------ Source data

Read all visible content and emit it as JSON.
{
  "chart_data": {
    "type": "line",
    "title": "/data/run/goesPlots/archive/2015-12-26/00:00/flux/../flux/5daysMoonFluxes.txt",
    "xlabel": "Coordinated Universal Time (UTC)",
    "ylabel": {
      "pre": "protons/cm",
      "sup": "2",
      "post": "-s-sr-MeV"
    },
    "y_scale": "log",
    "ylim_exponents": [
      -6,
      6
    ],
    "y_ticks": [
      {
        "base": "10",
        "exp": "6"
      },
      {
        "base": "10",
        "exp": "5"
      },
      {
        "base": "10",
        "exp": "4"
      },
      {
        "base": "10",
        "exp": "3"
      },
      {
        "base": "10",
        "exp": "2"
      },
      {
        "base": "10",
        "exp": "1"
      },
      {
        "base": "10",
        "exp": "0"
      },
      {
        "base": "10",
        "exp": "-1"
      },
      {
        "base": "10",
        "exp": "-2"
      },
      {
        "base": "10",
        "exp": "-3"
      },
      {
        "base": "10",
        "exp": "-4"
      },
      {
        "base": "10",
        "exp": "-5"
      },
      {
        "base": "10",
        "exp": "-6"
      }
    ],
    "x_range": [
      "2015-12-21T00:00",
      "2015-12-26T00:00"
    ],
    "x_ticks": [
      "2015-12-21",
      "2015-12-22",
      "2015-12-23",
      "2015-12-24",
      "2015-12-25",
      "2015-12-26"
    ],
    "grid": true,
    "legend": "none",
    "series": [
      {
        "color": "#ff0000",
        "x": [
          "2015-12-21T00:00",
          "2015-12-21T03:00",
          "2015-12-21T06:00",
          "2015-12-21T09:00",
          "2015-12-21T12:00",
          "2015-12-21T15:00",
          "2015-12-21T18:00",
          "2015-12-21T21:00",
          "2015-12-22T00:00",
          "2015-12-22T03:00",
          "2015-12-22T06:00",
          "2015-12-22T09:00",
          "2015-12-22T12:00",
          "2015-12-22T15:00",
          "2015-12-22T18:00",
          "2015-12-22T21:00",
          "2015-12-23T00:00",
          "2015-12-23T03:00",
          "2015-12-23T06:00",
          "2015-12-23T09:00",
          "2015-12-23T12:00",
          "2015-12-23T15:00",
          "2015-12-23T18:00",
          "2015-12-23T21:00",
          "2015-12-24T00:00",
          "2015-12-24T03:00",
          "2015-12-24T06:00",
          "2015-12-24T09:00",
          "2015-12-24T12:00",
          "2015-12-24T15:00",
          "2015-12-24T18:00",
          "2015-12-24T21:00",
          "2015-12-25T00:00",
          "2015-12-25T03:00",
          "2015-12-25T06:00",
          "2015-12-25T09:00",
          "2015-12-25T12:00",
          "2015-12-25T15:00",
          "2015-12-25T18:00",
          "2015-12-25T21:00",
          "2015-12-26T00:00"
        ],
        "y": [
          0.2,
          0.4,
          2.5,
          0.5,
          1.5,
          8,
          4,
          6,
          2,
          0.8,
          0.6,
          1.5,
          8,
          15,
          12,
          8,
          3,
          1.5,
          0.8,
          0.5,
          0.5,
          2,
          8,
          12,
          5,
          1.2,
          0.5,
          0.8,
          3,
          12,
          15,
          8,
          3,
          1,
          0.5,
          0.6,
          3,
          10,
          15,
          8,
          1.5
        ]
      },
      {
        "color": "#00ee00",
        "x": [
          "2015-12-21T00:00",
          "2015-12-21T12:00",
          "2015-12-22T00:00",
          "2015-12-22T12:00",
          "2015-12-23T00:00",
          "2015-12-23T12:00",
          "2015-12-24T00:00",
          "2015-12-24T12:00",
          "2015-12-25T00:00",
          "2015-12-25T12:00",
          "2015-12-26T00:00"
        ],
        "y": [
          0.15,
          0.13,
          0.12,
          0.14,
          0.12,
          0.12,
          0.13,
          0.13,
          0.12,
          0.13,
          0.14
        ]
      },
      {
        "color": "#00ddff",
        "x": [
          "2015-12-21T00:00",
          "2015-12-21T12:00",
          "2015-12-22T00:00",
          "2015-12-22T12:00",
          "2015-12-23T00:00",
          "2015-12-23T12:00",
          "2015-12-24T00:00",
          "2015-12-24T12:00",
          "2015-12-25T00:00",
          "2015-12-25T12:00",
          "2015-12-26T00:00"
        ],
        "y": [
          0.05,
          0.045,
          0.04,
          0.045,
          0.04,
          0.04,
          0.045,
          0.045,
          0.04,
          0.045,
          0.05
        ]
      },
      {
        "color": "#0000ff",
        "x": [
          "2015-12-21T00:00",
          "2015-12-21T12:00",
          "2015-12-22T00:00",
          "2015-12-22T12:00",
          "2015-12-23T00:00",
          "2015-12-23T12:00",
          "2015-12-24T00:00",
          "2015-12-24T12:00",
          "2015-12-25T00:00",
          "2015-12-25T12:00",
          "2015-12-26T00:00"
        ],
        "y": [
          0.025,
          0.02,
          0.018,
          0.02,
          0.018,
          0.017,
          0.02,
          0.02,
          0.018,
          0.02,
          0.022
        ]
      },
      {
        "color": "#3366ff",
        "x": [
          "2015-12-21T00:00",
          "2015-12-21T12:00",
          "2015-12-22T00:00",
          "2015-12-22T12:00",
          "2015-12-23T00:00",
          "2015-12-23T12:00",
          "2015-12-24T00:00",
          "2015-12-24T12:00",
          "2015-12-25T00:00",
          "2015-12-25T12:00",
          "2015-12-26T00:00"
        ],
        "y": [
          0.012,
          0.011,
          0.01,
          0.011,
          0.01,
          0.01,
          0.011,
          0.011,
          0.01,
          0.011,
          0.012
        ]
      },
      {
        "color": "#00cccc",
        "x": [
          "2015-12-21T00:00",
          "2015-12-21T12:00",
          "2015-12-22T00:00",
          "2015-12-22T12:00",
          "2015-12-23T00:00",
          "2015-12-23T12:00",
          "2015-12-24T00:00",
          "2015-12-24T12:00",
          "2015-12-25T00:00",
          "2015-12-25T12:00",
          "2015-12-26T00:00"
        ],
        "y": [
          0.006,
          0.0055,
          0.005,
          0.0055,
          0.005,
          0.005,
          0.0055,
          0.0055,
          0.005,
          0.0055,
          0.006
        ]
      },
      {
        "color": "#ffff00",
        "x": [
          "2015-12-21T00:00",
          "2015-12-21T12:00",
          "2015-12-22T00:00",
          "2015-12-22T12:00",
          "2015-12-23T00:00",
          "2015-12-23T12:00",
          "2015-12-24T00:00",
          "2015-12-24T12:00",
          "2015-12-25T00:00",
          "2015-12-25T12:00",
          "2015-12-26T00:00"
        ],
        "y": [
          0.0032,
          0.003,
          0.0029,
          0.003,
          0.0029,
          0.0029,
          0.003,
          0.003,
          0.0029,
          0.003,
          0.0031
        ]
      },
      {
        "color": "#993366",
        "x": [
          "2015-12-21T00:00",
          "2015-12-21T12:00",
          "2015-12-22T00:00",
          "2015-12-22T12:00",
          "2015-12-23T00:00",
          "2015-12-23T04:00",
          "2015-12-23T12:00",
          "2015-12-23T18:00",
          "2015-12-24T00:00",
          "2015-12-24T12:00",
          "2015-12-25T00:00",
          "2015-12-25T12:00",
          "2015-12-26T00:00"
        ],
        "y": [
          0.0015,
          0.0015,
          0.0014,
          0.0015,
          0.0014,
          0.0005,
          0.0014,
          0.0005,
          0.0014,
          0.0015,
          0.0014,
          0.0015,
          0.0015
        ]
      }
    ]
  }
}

------------

Count how many lines contain "color" and give only that count.

8